◆ The problem ◆
Using the records provided below, locate and copy each line that contains the word "Notizen".

(Dataset excerpts)
⟨

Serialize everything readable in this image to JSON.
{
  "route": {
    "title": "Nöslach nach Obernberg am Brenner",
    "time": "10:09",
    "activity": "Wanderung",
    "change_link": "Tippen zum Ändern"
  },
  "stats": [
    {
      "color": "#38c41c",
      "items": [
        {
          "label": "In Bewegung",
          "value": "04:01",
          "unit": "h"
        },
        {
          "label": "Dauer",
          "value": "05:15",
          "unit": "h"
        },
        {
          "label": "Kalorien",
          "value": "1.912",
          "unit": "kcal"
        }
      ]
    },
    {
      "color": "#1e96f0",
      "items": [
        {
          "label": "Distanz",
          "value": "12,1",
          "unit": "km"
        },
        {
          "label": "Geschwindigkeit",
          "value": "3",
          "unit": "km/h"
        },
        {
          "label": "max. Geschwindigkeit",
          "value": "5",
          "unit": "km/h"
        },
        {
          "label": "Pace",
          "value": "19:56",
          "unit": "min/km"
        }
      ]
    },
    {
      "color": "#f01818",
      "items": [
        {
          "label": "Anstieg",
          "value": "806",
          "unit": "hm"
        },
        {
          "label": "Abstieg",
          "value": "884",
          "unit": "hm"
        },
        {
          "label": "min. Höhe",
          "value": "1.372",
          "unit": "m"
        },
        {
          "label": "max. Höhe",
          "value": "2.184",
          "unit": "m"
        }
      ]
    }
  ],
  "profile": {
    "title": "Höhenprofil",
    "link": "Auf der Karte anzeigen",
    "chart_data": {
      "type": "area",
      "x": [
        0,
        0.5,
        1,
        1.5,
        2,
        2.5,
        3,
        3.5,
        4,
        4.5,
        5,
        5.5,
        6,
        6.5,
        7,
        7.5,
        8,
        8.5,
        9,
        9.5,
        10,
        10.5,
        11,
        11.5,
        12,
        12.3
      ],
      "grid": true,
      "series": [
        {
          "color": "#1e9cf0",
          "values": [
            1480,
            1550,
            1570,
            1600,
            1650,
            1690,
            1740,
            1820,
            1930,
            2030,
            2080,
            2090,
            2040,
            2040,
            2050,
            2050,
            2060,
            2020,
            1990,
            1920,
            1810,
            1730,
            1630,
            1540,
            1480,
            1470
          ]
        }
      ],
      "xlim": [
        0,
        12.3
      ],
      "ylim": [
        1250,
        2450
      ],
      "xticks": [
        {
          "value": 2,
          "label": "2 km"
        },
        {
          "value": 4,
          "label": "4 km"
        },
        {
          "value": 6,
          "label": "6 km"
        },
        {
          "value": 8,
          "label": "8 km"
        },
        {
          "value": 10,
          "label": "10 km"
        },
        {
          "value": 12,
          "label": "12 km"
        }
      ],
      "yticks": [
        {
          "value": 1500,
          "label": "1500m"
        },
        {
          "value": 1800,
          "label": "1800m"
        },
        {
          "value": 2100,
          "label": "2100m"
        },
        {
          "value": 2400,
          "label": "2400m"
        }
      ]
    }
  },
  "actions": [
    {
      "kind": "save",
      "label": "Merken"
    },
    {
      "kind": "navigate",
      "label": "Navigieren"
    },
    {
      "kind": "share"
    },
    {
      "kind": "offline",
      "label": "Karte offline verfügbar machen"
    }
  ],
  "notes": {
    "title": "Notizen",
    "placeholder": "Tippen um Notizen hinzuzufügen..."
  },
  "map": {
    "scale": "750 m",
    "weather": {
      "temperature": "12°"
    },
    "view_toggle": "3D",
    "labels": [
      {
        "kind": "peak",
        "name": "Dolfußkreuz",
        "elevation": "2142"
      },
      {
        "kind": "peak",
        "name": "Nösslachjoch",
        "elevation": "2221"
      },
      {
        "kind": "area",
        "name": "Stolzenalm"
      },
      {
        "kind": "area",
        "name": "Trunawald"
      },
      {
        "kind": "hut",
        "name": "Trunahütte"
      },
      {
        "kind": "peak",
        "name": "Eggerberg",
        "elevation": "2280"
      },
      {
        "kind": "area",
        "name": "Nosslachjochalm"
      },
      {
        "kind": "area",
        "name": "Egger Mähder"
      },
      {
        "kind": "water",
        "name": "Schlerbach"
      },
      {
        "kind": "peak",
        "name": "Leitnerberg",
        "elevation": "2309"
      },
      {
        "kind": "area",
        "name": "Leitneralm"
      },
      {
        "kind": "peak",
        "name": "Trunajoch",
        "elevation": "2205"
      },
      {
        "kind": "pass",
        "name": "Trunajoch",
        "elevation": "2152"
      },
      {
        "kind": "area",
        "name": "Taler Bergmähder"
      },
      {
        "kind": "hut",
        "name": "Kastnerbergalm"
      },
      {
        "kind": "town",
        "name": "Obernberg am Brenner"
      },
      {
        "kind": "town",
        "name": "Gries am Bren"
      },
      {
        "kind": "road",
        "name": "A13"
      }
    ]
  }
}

⟩

◆ Exercise response ◆
    "title": "Notizen",
    "placeholder": "Tippen um Notizen hinzuzufügen..."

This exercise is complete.